#### MATERIAL:
= = = =
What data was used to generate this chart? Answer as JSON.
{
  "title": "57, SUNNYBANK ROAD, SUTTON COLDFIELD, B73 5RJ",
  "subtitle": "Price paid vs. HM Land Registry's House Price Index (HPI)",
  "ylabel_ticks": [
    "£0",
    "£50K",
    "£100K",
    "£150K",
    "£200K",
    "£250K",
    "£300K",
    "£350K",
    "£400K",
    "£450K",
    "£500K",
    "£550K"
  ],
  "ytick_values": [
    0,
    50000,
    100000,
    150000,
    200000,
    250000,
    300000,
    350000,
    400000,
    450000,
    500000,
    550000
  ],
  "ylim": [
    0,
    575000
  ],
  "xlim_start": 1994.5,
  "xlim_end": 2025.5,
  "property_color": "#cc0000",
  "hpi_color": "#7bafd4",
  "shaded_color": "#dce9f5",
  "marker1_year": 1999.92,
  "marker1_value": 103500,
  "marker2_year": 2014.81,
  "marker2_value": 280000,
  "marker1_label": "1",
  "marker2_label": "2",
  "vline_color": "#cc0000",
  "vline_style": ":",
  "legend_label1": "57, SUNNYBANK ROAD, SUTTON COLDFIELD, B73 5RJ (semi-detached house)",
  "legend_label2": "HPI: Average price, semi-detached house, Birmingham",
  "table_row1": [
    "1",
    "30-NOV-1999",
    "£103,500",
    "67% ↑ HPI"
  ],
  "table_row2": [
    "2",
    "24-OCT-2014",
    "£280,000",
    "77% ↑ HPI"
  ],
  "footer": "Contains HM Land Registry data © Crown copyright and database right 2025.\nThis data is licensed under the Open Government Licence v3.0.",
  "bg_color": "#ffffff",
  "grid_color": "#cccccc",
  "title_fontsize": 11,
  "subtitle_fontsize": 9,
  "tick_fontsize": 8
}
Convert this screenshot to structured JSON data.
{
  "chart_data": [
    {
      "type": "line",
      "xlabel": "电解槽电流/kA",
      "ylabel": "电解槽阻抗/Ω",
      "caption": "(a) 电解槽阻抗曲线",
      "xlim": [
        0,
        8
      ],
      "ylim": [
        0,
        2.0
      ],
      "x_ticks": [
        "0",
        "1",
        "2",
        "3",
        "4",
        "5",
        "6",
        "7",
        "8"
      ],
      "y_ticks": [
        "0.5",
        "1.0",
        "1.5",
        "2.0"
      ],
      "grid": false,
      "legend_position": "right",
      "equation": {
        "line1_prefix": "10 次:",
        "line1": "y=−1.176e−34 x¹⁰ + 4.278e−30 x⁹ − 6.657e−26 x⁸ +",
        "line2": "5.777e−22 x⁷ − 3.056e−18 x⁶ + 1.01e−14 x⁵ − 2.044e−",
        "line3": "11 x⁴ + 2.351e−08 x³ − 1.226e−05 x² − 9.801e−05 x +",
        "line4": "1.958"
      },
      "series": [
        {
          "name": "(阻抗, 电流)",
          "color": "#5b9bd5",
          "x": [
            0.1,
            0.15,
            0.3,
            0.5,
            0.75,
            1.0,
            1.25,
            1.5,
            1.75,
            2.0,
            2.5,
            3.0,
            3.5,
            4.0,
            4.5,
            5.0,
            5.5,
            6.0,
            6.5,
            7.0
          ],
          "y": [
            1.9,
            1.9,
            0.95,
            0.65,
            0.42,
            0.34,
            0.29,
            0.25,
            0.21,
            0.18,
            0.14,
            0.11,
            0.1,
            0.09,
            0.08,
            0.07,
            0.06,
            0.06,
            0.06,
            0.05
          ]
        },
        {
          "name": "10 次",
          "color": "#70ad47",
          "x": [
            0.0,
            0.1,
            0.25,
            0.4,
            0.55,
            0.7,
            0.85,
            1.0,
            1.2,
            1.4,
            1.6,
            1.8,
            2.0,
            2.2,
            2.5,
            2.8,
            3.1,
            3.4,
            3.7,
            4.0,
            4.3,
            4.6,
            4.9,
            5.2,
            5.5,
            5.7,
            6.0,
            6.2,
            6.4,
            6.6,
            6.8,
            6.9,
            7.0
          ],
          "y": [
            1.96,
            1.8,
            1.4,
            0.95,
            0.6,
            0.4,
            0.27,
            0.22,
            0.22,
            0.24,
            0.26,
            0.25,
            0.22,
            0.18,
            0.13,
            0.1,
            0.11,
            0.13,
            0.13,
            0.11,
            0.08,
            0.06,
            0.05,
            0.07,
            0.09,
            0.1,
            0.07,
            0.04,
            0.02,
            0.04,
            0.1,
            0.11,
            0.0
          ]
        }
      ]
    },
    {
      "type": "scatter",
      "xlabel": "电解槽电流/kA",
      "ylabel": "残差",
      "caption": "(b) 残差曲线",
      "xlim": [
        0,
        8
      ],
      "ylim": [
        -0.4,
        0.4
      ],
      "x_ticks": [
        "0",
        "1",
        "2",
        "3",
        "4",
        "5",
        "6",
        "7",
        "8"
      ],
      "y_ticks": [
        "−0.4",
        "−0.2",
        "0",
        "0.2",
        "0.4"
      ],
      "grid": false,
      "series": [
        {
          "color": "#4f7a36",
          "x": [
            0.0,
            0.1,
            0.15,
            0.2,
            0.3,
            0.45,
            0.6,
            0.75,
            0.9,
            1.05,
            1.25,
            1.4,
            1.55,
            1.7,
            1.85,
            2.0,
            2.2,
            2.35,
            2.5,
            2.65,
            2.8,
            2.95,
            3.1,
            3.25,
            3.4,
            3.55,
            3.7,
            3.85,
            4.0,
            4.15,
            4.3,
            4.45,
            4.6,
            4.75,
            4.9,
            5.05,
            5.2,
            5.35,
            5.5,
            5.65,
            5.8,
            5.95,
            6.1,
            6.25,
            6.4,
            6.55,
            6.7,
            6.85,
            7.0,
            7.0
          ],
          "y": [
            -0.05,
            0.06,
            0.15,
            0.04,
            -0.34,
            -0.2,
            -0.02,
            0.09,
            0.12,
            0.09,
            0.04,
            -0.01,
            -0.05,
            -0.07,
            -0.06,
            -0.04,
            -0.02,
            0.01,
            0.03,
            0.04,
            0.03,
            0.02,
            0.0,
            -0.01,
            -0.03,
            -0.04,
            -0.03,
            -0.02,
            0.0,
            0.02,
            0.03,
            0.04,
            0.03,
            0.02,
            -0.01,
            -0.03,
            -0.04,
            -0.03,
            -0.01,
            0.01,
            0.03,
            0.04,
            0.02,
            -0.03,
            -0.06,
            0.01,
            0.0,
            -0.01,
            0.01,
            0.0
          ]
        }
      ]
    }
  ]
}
= = = =
#### TASK REQUIREMENTS:
Output all of the material, please, exactly as it stands.

#### COMPLETE OUTPUT:
What data was used to generate this chart? Answer as JSON.
{
  "title": "57, SUNNYBANK ROAD, SUTTON COLDFIELD, B73 5RJ",
  "subtitle": "Price paid vs. HM Land Registry's House Price Index (HPI)",
  "ylabel_ticks": [
    "£0",
    "£50K",
    "£100K",
    "£150K",
    "£200K",
    "£250K",
    "£300K",
    "£350K",
    "£400K",
    "£450K",
    "£500K",
    "£550K"
  ],
  "ytick_values": [
    0,
    50000,
    100000,
    150000,
    200000,
    250000,
    300000,
    350000,
    400000,
    450000,
    500000,
    550000
  ],
  "ylim": [
    0,
    575000
  ],
  "xlim_start": 1994.5,
  "xlim_end": 2025.5,
  "property_color": "#cc0000",
  "hpi_color": "#7bafd4",
  "shaded_color": "#dce9f5",
  "marker1_year": 1999.92,
  "marker1_value": 103500,
  "marker2_year": 2014.81,
  "marker2_value": 280000,
  "marker1_label": "1",
  "marker2_label": "2",
  "vline_color": "#cc0000",
  "vline_style": ":",
  "legend_label1": "57, SUNNYBANK ROAD, SUTTON COLDFIELD, B73 5RJ (semi-detached house)",
  "legend_label2": "HPI: Average price, semi-detached house, Birmingham",
  "table_row1": [
    "1",
    "30-NOV-1999",
    "£103,500",
    "67% ↑ HPI"
  ],
  "table_row2": [
    "2",
    "24-OCT-2014",
    "£280,000",
    "77% ↑ HPI"
  ],
  "footer": "Contains HM Land Registry data © Crown copyright and database right 2025.\nThis data is licensed under the Open Government Licence v3.0.",
  "bg_color": "#ffffff",
  "grid_color": "#cccccc",
  "title_fontsize": 11,
  "subtitle_fontsize": 9,
  "tick_fontsize": 8
}
Convert this screenshot to structured JSON data.
{
  "chart_data": [
    {
      "type": "line",
      "xlabel": "电解槽电流/kA",
      "ylabel": "电解槽阻抗/Ω",
      "caption": "(a) 电解槽阻抗曲线",
      "xlim": [
        0,
        8
      ],
      "ylim": [
        0,
        2.0
      ],
      "x_ticks": [
        "0",
        "1",
        "2",
        "3",
        "4",
        "5",
        "6",
        "7",
        "8"
      ],
      "y_ticks": [
        "0.5",
        "1.0",
        "1.5",
        "2.0"
      ],
      "grid": false,
      "legend_position": "right",
      "equation": {
        "line1_prefix": "10 次:",
        "line1": "y=−1.176e−34 x¹⁰ + 4.278e−30 x⁹ − 6.657e−26 x⁸ +",
        "line2": "5.777e−22 x⁷ − 3.056e−18 x⁶ + 1.01e−14 x⁵ − 2.044e−",
        "line3": "11 x⁴ + 2.351e−08 x³ − 1.226e−05 x² − 9.801e−05 x +",
        "line4": "1.958"
      },
      "series": [
        {
          "name": "(阻抗, 电流)",
          "color": "#5b9bd5",
          "x": [
            0.1,
            0.15,
            0.3,
            0.5,
            0.75,
            1.0,
            1.25,
            1.5,
            1.75,
            2.0,
            2.5,
            3.0,
            3.5,
            4.0,
            4.5,
            5.0,
            5.5,
            6.0,
            6.5,
            7.0
          ],
          "y": [
            1.9,
            1.9,
            0.95,
            0.65,
            0.42,
            0.34,
            0.29,
            0.25,
            0.21,
            0.18,
            0.14,
            0.11,
            0.1,
            0.09,
            0.08,
            0.07,
            0.06,
            0.06,
            0.06,
            0.05
          ]
        },
        {
          "name": "10 次",
          "color": "#70ad47",
          "x": [
            0.0,
            0.1,
            0.25,
            0.4,
            0.55,
            0.7,
            0.85,
            1.0,
            1.2,
            1.4,
            1.6,
            1.8,
            2.0,
            2.2,
            2.5,
            2.8,
            3.1,
            3.4,
            3.7,
            4.0,
            4.3,
            4.6,
            4.9,
            5.2,
            5.5,
            5.7,
            6.0,
            6.2,
            6.4,
            6.6,
            6.8,
            6.9,
            7.0
          ],
          "y": [
            1.96,
            1.8,
            1.4,
            0.95,
            0.6,
            0.4,
            0.27,
            0.22,
            0.22,
            0.24,
            0.26,
            0.25,
            0.22,
            0.18,
            0.13,
            0.1,
            0.11,
            0.13,
            0.13,
            0.11,
            0.08,
            0.06,
            0.05,
            0.07,
            0.09,
            0.1,
            0.07,
            0.04,
            0.02,
            0.04,
            0.1,
            0.11,
            0.0
          ]
        }
      ]
    },
    {
      "type": "scatter",
      "xlabel": "电解槽电流/kA",
      "ylabel": "残差",
      "caption": "(b) 残差曲线",
      "xlim": [
        0,
        8
      ],
      "ylim": [
        -0.4,
        0.4
      ],
      "x_ticks": [
        "0",
        "1",
        "2",
        "3",
        "4",
        "5",
        "6",
        "7",
        "8"
      ],
      "y_ticks": [
        "−0.4",
        "−0.2",
        "0",
        "0.2",
        "0.4"
      ],
      "grid": false,
      "series": [
        {
          "color": "#4f7a36",
          "x": [
            0.0,
            0.1,
            0.15,
            0.2,
            0.3,
            0.45,
            0.6,
            0.75,
            0.9,
            1.05,
            1.25,
            1.4,
            1.55,
            1.7,
            1.85,
            2.0,
            2.2,
            2.35,
            2.5,
            2.65,
            2.8,
            2.95,
            3.1,
            3.25,
            3.4,
            3.55,
            3.7,
            3.85,
            4.0,
            4.15,
            4.3,
            4.45,
            4.6,
            4.75,
            4.9,
            5.05,
            5.2,
            5.35,
            5.5,
            5.65,
            5.8,
            5.95,
            6.1,
            6.25,
            6.4,
            6.55,
            6.7,
            6.85,
            7.0,
            7.0
          ],
          "y": [
            -0.05,
            0.06,
            0.15,
            0.04,
            -0.34,
            -0.2,
            -0.02,
            0.09,
            0.12,
            0.09,
            0.04,
            -0.01,
            -0.05,
            -0.07,
            -0.06,
            -0.04,
            -0.02,
            0.01,
            0.03,
            0.04,
            0.03,
            0.02,
            0.0,
            -0.01,
            -0.03,
            -0.04,
            -0.03,
            -0.02,
            0.0,
            0.02,
            0.03,
            0.04,
            0.03,
            0.02,
            -0.01,
            -0.03,
            -0.04,
            -0.03,
            -0.01,
            0.01,
            0.03,
            0.04,
            0.02,
            -0.03,
            -0.06,
            0.01,
            0.0,
            -0.01,
            0.01,
            0.0
          ]
        }
      ]
    }
  ]
}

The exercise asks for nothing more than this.